(Stored data)
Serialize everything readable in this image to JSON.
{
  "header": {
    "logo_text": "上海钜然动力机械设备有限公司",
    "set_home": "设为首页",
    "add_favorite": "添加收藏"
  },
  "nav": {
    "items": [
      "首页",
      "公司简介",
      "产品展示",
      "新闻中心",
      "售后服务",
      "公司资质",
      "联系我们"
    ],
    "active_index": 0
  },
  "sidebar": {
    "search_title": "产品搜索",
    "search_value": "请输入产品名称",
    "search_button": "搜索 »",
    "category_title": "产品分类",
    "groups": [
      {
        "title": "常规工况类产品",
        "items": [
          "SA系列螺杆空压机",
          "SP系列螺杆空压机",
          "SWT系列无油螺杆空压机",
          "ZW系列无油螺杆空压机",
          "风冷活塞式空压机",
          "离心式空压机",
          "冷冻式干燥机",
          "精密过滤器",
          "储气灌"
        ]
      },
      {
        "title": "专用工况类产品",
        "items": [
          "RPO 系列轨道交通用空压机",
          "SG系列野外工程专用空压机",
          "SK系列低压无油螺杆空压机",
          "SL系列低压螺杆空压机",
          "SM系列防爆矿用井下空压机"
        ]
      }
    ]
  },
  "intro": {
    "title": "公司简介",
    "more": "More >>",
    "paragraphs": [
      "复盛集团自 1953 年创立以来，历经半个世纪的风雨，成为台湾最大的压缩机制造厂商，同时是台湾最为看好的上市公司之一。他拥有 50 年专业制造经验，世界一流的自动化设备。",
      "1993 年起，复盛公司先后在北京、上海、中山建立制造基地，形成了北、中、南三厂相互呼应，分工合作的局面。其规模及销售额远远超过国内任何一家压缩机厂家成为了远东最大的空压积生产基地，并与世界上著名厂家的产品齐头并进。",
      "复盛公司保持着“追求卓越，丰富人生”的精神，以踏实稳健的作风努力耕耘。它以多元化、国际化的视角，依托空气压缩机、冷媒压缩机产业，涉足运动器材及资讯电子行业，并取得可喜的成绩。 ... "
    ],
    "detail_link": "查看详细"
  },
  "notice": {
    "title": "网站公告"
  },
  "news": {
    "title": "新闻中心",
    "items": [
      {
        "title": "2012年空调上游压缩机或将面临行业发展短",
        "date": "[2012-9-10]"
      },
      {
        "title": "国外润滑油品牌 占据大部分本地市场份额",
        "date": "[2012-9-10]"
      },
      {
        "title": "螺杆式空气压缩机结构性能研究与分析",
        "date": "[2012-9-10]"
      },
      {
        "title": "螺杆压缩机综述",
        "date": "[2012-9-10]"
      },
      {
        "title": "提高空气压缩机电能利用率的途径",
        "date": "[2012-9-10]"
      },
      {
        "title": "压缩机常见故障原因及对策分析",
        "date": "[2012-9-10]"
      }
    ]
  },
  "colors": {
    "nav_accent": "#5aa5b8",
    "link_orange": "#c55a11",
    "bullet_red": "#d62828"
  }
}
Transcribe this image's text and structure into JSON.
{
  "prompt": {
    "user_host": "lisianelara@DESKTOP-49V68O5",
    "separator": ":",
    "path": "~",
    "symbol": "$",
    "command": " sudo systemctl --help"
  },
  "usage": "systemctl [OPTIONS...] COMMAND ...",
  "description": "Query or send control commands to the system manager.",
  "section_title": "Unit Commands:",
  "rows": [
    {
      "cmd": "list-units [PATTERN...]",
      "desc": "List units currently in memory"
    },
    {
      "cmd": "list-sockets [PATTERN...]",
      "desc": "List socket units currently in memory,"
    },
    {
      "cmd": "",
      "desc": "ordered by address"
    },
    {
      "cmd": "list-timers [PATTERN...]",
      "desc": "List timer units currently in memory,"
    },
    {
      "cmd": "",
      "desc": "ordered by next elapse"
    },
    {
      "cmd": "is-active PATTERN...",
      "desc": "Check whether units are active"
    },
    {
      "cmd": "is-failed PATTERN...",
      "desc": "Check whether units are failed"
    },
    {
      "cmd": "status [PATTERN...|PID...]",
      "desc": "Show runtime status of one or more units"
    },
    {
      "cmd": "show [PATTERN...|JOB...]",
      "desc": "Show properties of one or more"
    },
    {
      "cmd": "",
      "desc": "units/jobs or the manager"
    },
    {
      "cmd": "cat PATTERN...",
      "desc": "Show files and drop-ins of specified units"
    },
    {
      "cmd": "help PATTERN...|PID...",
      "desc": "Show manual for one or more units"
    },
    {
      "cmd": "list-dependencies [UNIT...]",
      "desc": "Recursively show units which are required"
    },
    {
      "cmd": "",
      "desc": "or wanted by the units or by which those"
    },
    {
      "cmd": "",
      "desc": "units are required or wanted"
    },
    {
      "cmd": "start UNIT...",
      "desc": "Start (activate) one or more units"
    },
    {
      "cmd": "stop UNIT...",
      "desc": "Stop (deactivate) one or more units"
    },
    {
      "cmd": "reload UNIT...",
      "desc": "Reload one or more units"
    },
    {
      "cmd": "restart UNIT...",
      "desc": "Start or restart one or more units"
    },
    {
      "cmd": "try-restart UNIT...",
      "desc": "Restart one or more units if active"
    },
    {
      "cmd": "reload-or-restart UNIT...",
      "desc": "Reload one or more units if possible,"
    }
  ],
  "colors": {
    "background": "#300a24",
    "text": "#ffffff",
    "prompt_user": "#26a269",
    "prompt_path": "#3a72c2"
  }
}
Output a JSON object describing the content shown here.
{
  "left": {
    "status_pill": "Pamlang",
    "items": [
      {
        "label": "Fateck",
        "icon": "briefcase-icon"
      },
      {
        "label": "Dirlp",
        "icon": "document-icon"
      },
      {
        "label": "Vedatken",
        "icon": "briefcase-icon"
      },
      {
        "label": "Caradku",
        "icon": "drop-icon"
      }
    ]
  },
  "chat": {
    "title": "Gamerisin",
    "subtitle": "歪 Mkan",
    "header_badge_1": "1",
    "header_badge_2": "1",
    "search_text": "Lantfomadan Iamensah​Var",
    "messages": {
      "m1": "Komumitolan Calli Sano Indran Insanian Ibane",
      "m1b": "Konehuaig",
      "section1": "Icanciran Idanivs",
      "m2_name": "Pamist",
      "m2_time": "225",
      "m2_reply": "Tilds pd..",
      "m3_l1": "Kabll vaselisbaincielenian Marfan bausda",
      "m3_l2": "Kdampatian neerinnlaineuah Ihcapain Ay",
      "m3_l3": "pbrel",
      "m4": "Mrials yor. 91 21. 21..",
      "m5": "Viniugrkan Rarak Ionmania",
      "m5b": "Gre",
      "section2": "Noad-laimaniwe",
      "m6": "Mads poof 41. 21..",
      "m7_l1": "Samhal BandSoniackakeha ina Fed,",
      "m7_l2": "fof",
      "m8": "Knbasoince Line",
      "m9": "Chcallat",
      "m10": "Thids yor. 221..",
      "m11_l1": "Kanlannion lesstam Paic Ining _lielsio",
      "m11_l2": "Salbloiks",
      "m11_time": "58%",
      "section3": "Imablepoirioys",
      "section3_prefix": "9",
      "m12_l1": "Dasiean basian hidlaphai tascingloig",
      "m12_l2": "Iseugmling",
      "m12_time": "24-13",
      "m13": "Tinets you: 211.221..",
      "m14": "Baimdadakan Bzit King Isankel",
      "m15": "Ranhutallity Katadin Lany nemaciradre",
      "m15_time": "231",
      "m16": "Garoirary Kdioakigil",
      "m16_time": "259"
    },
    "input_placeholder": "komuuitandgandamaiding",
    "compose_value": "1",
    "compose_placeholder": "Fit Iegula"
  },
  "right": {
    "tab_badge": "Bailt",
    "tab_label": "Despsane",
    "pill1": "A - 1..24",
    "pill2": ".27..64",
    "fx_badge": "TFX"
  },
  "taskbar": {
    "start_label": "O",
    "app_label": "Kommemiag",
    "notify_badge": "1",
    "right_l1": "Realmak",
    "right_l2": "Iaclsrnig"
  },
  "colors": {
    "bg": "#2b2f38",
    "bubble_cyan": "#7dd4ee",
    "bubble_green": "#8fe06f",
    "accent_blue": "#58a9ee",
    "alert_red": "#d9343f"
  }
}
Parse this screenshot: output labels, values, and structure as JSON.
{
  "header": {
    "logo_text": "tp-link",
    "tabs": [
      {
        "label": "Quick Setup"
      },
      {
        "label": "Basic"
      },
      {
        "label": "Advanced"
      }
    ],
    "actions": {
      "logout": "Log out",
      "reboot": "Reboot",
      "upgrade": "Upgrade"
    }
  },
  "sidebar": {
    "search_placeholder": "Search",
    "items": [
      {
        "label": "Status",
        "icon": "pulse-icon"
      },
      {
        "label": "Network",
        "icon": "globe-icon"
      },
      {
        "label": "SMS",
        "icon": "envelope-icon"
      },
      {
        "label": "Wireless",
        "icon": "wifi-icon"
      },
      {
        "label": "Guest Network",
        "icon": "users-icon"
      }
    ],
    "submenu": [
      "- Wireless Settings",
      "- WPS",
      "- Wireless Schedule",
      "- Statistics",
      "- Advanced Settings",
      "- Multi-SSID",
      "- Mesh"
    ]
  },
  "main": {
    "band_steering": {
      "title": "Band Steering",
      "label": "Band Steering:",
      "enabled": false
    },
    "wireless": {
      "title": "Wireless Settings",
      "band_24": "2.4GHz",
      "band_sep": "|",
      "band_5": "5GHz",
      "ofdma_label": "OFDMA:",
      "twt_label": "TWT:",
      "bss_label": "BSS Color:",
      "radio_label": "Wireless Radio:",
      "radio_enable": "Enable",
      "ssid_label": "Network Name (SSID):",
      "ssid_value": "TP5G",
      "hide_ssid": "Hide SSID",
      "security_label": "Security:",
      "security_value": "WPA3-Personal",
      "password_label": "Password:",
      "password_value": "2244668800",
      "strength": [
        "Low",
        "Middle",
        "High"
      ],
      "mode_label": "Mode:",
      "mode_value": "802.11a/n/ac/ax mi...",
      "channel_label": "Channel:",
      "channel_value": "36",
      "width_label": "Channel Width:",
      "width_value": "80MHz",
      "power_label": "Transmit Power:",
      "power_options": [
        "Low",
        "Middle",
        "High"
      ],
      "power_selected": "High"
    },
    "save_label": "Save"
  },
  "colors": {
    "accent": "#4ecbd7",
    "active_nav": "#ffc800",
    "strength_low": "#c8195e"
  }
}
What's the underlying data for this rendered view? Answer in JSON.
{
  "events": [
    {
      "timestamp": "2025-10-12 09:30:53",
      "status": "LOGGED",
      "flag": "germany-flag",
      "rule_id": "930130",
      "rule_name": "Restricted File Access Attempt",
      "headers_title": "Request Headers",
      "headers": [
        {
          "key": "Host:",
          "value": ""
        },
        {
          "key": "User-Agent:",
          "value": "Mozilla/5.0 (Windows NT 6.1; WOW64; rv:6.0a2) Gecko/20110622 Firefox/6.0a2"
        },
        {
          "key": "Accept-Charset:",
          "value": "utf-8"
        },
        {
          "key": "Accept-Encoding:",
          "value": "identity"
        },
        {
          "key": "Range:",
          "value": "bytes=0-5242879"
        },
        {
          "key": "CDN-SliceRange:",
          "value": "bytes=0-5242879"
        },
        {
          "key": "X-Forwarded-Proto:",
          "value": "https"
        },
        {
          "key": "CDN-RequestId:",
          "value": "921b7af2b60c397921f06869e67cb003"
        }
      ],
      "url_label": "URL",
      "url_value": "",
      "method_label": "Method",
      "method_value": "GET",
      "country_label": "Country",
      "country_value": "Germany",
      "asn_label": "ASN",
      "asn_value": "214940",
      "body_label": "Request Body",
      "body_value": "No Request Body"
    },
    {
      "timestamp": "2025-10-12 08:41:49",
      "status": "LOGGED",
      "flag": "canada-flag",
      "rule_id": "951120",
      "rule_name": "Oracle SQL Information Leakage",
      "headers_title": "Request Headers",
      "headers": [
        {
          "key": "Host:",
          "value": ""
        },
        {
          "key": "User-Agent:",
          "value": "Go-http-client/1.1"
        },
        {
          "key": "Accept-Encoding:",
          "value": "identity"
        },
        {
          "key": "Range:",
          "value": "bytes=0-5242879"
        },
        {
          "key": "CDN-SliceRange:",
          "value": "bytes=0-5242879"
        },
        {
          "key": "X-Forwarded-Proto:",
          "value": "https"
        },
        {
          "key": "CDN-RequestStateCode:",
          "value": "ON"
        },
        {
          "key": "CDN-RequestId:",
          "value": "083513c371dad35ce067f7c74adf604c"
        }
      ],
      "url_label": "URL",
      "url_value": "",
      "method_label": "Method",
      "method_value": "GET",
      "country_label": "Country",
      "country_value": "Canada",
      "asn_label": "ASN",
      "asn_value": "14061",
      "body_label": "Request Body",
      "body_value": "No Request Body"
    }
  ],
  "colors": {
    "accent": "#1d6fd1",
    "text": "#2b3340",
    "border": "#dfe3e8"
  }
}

**CHALLENGE**:
List all lines holding the string "this".

**SOLUTION**:
Serialize everything readable in this image to JSON.
Transcribe this image's text and structure into JSON.
Parse this screenshot: output labels, values, and structure as JSON.
What's the underlying data for this rendered view? Answer in JSON.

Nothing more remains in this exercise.